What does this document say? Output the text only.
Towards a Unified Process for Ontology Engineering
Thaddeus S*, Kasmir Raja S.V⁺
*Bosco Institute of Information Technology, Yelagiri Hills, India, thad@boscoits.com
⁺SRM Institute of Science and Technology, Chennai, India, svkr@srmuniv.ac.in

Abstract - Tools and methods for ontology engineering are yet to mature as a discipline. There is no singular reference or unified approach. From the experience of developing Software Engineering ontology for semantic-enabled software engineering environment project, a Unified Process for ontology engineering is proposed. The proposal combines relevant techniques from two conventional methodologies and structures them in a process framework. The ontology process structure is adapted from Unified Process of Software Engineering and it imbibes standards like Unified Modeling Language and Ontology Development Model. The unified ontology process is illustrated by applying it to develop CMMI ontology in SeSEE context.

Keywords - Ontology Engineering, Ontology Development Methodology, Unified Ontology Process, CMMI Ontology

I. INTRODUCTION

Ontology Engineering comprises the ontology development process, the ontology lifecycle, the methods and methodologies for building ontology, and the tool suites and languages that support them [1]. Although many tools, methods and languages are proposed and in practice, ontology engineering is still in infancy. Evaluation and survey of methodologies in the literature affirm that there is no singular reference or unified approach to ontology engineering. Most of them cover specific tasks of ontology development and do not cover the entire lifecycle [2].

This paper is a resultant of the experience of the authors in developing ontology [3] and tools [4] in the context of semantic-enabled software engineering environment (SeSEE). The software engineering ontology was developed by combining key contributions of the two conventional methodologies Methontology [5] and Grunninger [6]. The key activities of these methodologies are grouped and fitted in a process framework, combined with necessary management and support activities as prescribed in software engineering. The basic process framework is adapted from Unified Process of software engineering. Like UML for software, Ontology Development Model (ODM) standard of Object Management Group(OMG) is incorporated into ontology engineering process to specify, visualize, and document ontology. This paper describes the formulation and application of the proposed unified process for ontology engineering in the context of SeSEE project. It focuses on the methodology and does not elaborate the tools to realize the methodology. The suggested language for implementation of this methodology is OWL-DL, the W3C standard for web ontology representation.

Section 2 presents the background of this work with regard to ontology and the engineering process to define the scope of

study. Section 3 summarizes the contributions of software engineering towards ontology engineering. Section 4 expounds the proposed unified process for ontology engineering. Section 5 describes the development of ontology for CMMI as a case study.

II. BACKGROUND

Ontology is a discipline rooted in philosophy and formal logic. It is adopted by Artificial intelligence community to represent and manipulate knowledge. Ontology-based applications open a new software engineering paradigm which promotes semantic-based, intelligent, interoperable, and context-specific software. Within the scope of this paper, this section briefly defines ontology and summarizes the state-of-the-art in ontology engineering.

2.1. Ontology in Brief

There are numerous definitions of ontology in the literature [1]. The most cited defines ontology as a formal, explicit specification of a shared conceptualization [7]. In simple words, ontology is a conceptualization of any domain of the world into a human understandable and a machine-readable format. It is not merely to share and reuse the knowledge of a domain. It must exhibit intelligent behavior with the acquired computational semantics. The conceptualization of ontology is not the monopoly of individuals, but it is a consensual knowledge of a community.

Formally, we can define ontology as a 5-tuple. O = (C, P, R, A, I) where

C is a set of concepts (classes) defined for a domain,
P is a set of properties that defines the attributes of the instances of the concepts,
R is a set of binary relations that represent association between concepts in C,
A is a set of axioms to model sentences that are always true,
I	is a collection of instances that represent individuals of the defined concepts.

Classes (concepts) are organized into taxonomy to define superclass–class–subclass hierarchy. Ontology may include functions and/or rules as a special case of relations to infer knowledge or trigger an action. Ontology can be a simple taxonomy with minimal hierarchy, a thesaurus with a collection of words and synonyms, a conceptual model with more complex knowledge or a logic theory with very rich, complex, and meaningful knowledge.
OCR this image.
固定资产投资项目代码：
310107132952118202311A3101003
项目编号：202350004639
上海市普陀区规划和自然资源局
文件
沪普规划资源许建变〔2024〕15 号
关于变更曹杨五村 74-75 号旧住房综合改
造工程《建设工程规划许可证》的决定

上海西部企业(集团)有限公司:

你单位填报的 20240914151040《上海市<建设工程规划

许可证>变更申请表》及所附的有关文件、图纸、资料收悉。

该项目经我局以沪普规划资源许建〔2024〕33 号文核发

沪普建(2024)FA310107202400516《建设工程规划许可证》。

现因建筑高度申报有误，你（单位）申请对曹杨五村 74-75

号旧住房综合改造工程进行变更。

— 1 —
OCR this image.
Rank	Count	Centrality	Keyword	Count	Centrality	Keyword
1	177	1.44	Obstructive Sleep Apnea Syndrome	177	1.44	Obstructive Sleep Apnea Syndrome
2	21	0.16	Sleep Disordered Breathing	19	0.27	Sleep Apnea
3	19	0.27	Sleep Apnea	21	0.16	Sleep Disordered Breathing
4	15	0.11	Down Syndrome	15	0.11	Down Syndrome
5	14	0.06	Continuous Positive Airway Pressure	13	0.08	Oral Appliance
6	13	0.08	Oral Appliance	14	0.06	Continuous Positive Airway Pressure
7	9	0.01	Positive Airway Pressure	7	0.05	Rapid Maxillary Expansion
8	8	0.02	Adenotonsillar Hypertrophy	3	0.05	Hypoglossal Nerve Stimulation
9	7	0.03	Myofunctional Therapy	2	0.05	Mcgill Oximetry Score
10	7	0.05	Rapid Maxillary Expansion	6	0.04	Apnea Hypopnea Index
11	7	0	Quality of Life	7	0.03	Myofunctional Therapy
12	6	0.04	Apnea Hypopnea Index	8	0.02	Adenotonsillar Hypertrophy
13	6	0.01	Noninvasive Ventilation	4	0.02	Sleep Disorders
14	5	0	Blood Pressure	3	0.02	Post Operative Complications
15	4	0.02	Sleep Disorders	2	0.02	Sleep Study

* * *

## Problem
Write out every entry verbatim.

## Answer in full
What does this document say? Output the text only.
Towards a Unified Process for Ontology Engineering
Thaddeus S*, Kasmir Raja S.V⁺
*Bosco Institute of Information Technology, Yelagiri Hills, India, thad@boscoits.com
⁺SRM Institute of Science and Technology, Chennai, India, svkr@srmuniv.ac.in

Abstract - Tools and methods for ontology engineering are yet to mature as a discipline. There is no singular reference or unified approach. From the experience of developing Software Engineering ontology for semantic-enabled software engineering environment project, a Unified Process for ontology engineering is proposed. The proposal combines relevant techniques from two conventional methodologies and structures them in a process framework. The ontology process structure is adapted from Unified Process of Software Engineering and it imbibes standards like Unified Modeling Language and Ontology Development Model. The unified ontology process is illustrated by applying it to develop CMMI ontology in SeSEE context.

Keywords - Ontology Engineering, Ontology Development Methodology, Unified Ontology Process, CMMI Ontology

I. INTRODUCTION

Ontology Engineering comprises the ontology development process, the ontology lifecycle, the methods and methodologies for building ontology, and the tool suites and languages that support them [1]. Although many tools, methods and languages are proposed and in practice, ontology engineering is still in infancy. Evaluation and survey of methodologies in the literature affirm that there is no singular reference or unified approach to ontology engineering. Most of them cover specific tasks of ontology development and do not cover the entire lifecycle [2].

This paper is a resultant of the experience of the authors in developing ontology [3] and tools [4] in the context of semantic-enabled software engineering environment (SeSEE). The software engineering ontology was developed by combining key contributions of the two conventional methodologies Methontology [5] and Grunninger [6]. The key activities of these methodologies are grouped and fitted in a process framework, combined with necessary management and support activities as prescribed in software engineering. The basic process framework is adapted from Unified Process of software engineering. Like UML for software, Ontology Development Model (ODM) standard of Object Management Group(OMG) is incorporated into ontology engineering process to specify, visualize, and document ontology. This paper describes the formulation and application of the proposed unified process for ontology engineering in the context of SeSEE project. It focuses on the methodology and does not elaborate the tools to realize the methodology. The suggested language for implementation of this methodology is OWL-DL, the W3C standard for web ontology representation.

Section 2 presents the background of this work with regard to ontology and the engineering process to define the scope of

study. Section 3 summarizes the contributions of software engineering towards ontology engineering. Section 4 expounds the proposed unified process for ontology engineering. Section 5 describes the development of ontology for CMMI as a case study.

II. BACKGROUND

Ontology is a discipline rooted in philosophy and formal logic. It is adopted by Artificial intelligence community to represent and manipulate knowledge. Ontology-based applications open a new software engineering paradigm which promotes semantic-based, intelligent, interoperable, and context-specific software. Within the scope of this paper, this section briefly defines ontology and summarizes the state-of-the-art in ontology engineering.

2.1. Ontology in Brief

There are numerous definitions of ontology in the literature [1]. The most cited defines ontology as a formal, explicit specification of a shared conceptualization [7]. In simple words, ontology is a conceptualization of any domain of the world into a human understandable and a machine-readable format. It is not merely to share and reuse the knowledge of a domain. It must exhibit intelligent behavior with the acquired computational semantics. The conceptualization of ontology is not the monopoly of individuals, but it is a consensual knowledge of a community.

Formally, we can define ontology as a 5-tuple. O = (C, P, R, A, I) where

C is a set of concepts (classes) defined for a domain,
P is a set of properties that defines the attributes of the instances of the concepts,
R is a set of binary relations that represent association between concepts in C,
A is a set of axioms to model sentences that are always true,
I	is a collection of instances that represent individuals of the defined concepts.

Classes (concepts) are organized into taxonomy to define superclass–class–subclass hierarchy. Ontology may include functions and/or rules as a special case of relations to infer knowledge or trigger an action. Ontology can be a simple taxonomy with minimal hierarchy, a thesaurus with a collection of words and synonyms, a conceptual model with more complex knowledge or a logic theory with very rich, complex, and meaningful knowledge.
OCR this image.
固定资产投资项目代码：
310107132952118202311A3101003
项目编号：202350004639
上海市普陀区规划和自然资源局
文件
沪普规划资源许建变〔2024〕15 号
关于变更曹杨五村 74-75 号旧住房综合改
造工程《建设工程规划许可证》的决定

上海西部企业(集团)有限公司:

你单位填报的 20240914151040《上海市<建设工程规划

许可证>变更申请表》及所附的有关文件、图纸、资料收悉。

该项目经我局以沪普规划资源许建〔2024〕33 号文核发

沪普建(2024)FA310107202400516《建设工程规划许可证》。

现因建筑高度申报有误，你（单位）申请对曹杨五村 74-75

号旧住房综合改造工程进行变更。

— 1 —
OCR this image.
Rank	Count	Centrality	Keyword	Count	Centrality	Keyword
1	177	1.44	Obstructive Sleep Apnea Syndrome	177	1.44	Obstructive Sleep Apnea Syndrome
2	21	0.16	Sleep Disordered Breathing	19	0.27	Sleep Apnea
3	19	0.27	Sleep Apnea	21	0.16	Sleep Disordered Breathing
4	15	0.11	Down Syndrome	15	0.11	Down Syndrome
5	14	0.06	Continuous Positive Airway Pressure	13	0.08	Oral Appliance
6	13	0.08	Oral Appliance	14	0.06	Continuous Positive Airway Pressure
7	9	0.01	Positive Airway Pressure	7	0.05	Rapid Maxillary Expansion
8	8	0.02	Adenotonsillar Hypertrophy	3	0.05	Hypoglossal Nerve Stimulation
9	7	0.03	Myofunctional Therapy	2	0.05	Mcgill Oximetry Score
10	7	0.05	Rapid Maxillary Expansion	6	0.04	Apnea Hypopnea Index
11	7	0	Quality of Life	7	0.03	Myofunctional Therapy
12	6	0.04	Apnea Hypopnea Index	8	0.02	Adenotonsillar Hypertrophy
13	6	0.01	Noninvasive Ventilation	4	0.02	Sleep Disorders
14	5	0	Blood Pressure	3	0.02	Post Operative Complications
15	4	0.02	Sleep Disorders	2	0.02	Sleep Study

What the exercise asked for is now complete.